-- START OF Selected extract --

Instead however, the write-back reschedule circuitry is arranged to identify the write-back conflict and reschedule the write-back operations from the 4-cycle and 2-cycle executions to avoid the conflict. In this example therefore, the write-back reschedule circuitry reschedules the write-back from the 4-cycle execution unit to occur earlier on clock cycle 9. On clock cycle 10, the result from the 2-cycle execution unit can be written back thereby conserving the result of the original operations while allowing the results to be overwritten in the execution units.

The 2-cycle execution unit handles a further operation that will overwrite the result of 2-cycle operation 1 in the final stage of the 2-cycle execution unit at clock cycle 12 and so at clock cycle 11, the result of 2-cycle operation 1 is also written-back to the registers.

To identify write-back conflicts and track the location of results/data items that have been or will be calculated by the processing circuitry, the data location storage circuitry 204 maintains information regarding the operations being handled for reference by the write-back reschedule circuitry 202. FIG. 6 schematically illustrates an entry 600 in the information maintained by the data location tracking circuitry 204.

The entry 600 comprises an operation identifier (ID) 602 to identify which operation is being referenced. The entry 600 also comprises an execution unit ID 604 indicative of the execution unit to which the operation has been allocated. Finally, the entry 600 contains a count of the remaining cycles until the operation reaches a final stage of the execution unit 606. Thus, when the count 606 reaches zero, the information indicates that the operation is at the final stage of the execution unit and able to be forwarded. The write-back reschedule circuitry can reference the information to identify where an operation is approaching the final stage of the execution unit and should be stalled, where a subsequent operation is about to overwrite a stalled operation and so determine whether/where the stalled operation should be forwarded and identify where more than one execution unit will need to write-back a result at the same time in a manner that would exceed the bandwidth of the write-back port handling the write-backs (i.e., a write-back conflict).

-- END OF Selected extract --
-- START OF Data --

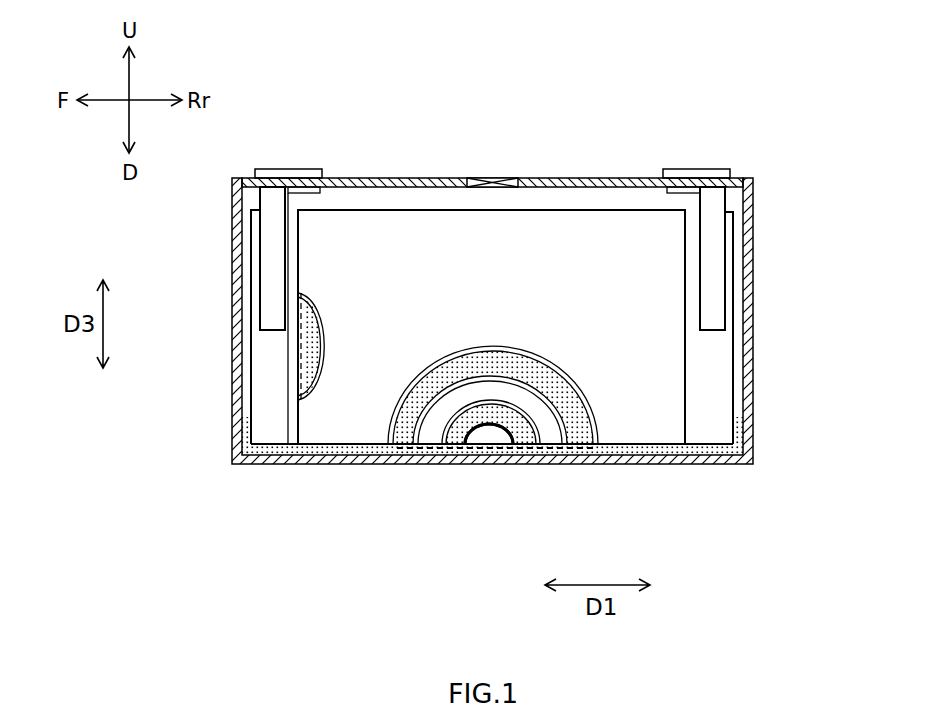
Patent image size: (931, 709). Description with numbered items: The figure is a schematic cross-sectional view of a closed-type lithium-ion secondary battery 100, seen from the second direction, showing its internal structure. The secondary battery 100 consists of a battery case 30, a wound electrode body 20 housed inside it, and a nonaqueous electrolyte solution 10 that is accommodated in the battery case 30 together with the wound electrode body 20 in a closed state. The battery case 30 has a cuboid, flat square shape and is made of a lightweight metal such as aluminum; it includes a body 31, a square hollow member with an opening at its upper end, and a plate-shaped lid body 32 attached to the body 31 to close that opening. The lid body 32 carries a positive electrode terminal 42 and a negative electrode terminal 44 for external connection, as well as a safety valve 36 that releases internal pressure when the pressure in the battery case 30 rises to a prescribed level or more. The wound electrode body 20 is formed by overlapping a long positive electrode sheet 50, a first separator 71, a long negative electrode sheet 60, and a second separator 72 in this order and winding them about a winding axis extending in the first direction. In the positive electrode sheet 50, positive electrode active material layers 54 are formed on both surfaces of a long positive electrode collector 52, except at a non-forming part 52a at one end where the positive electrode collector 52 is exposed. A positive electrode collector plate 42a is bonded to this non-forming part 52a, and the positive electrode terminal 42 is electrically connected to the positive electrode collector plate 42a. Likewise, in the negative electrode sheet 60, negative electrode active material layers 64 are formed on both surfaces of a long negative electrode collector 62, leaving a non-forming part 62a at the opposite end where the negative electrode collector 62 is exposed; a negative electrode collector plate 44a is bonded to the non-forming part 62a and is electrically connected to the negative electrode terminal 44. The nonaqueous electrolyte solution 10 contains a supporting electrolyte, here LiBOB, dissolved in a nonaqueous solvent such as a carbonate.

-- END OF Data --

> **Requirement 1**
Please list every piece of information that the write-back rescheduling text says entry 600 contains, with its reference numeral.
> **Requirement 2**
Translate this sentence from the write-back rescheduling text into Spanish: "The entry 600 comprises an operation identifier (ID) 602 to identify which operation is being referenced."

> **Correct result 1**
- Operation identifier (ID) 602
- Execution unit ID 604
- Count of the remaining cycles until the operation reaches a final stage of the execution unit (606)

> **Correct result 2**
La entrada 600 comprende un identificador de operación (ID) 602 para identificar a qué operación se hace referencia.